-- Aim of the task --
Quote the whole listing word for word, please.

-- Entries provided --
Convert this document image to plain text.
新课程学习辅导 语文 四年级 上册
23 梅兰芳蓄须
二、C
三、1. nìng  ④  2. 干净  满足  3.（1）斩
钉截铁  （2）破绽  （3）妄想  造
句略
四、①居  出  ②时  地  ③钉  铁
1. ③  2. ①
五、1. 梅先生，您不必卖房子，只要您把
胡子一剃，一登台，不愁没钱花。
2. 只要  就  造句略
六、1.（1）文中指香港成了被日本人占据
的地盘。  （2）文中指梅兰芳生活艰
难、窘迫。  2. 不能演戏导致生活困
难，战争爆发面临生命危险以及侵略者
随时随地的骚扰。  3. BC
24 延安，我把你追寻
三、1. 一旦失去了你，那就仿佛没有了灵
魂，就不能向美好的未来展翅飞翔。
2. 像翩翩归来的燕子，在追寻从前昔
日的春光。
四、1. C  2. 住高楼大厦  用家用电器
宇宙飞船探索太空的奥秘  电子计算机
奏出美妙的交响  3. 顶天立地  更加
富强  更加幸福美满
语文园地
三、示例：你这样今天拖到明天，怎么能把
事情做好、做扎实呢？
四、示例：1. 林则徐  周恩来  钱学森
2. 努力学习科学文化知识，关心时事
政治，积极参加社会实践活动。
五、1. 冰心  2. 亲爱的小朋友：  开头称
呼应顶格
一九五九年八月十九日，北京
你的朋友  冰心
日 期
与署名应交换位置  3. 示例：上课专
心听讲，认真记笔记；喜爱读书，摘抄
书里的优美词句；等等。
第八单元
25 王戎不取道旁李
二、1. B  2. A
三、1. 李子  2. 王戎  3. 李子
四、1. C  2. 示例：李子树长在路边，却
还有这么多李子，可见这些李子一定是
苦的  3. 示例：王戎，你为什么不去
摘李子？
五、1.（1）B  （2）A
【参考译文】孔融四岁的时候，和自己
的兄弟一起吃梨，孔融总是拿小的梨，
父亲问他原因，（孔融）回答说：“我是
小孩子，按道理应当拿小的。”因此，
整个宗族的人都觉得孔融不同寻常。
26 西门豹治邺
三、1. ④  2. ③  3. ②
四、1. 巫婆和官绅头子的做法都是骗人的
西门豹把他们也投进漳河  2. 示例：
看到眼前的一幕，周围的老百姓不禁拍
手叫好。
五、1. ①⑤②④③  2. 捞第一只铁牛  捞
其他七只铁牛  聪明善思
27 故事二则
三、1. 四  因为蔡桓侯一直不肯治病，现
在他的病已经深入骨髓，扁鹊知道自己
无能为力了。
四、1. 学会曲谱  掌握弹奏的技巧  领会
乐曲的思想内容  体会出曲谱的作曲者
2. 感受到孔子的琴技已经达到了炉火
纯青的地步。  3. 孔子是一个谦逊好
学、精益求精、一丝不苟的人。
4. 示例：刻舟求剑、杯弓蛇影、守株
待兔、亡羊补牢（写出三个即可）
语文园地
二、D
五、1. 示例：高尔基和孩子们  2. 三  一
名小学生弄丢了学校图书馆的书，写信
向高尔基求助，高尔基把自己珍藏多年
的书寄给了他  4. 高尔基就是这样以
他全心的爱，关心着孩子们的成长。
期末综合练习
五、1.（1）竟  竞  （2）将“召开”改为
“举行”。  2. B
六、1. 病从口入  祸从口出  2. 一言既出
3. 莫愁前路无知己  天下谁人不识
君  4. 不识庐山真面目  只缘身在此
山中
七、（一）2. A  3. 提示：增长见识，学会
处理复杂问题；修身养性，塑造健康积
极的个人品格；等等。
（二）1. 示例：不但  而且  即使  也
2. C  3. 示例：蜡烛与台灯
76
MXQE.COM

-- Full answer --
Convert this document image to plain text.
新课程学习辅导 语文 四年级 上册
23 梅兰芳蓄须
二、C
三、1. nìng  ④  2. 干净  满足  3.（1）斩
钉截铁  （2）破绽  （3）妄想  造
句略
四、①居  出  ②时  地  ③钉  铁
1. ③  2. ①
五、1. 梅先生，您不必卖房子，只要您把
胡子一剃，一登台，不愁没钱花。
2. 只要  就  造句略
六、1.（1）文中指香港成了被日本人占据
的地盘。  （2）文中指梅兰芳生活艰
难、窘迫。  2. 不能演戏导致生活困
难，战争爆发面临生命危险以及侵略者
随时随地的骚扰。  3. BC
24 延安，我把你追寻
三、1. 一旦失去了你，那就仿佛没有了灵
魂，就不能向美好的未来展翅飞翔。
2. 像翩翩归来的燕子，在追寻从前昔
日的春光。
四、1. C  2. 住高楼大厦  用家用电器
宇宙飞船探索太空的奥秘  电子计算机
奏出美妙的交响  3. 顶天立地  更加
富强  更加幸福美满
语文园地
三、示例：你这样今天拖到明天，怎么能把
事情做好、做扎实呢？
四、示例：1. 林则徐  周恩来  钱学森
2. 努力学习科学文化知识，关心时事
政治，积极参加社会实践活动。
五、1. 冰心  2. 亲爱的小朋友：  开头称
呼应顶格
一九五九年八月十九日，北京
你的朋友  冰心
日 期
与署名应交换位置  3. 示例：上课专
心听讲，认真记笔记；喜爱读书，摘抄
书里的优美词句；等等。
第八单元
25 王戎不取道旁李
二、1. B  2. A
三、1. 李子  2. 王戎  3. 李子
四、1. C  2. 示例：李子树长在路边，却
还有这么多李子，可见这些李子一定是
苦的  3. 示例：王戎，你为什么不去
摘李子？
五、1.（1）B  （2）A
【参考译文】孔融四岁的时候，和自己
的兄弟一起吃梨，孔融总是拿小的梨，
父亲问他原因，（孔融）回答说：“我是
小孩子，按道理应当拿小的。”因此，
整个宗族的人都觉得孔融不同寻常。
26 西门豹治邺
三、1. ④  2. ③  3. ②
四、1. 巫婆和官绅头子的做法都是骗人的
西门豹把他们也投进漳河  2. 示例：
看到眼前的一幕，周围的老百姓不禁拍
手叫好。
五、1. ①⑤②④③  2. 捞第一只铁牛  捞
其他七只铁牛  聪明善思
27 故事二则
三、1. 四  因为蔡桓侯一直不肯治病，现
在他的病已经深入骨髓，扁鹊知道自己
无能为力了。
四、1. 学会曲谱  掌握弹奏的技巧  领会
乐曲的思想内容  体会出曲谱的作曲者
2. 感受到孔子的琴技已经达到了炉火
纯青的地步。  3. 孔子是一个谦逊好
学、精益求精、一丝不苟的人。
4. 示例：刻舟求剑、杯弓蛇影、守株
待兔、亡羊补牢（写出三个即可）
语文园地
二、D
五、1. 示例：高尔基和孩子们  2. 三  一
名小学生弄丢了学校图书馆的书，写信
向高尔基求助，高尔基把自己珍藏多年
的书寄给了他  4. 高尔基就是这样以
他全心的爱，关心着孩子们的成长。
期末综合练习
五、1.（1）竟  竞  （2）将“召开”改为
“举行”。  2. B
六、1. 病从口入  祸从口出  2. 一言既出
3. 莫愁前路无知己  天下谁人不识
君  4. 不识庐山真面目  只缘身在此
山中
七、（一）2. A  3. 提示：增长见识，学会
处理复杂问题；修身养性，塑造健康积
极的个人品格；等等。
（二）1. 示例：不但  而且  即使  也
2. C  3. 示例：蜡烛与台灯
76
MXQE.COM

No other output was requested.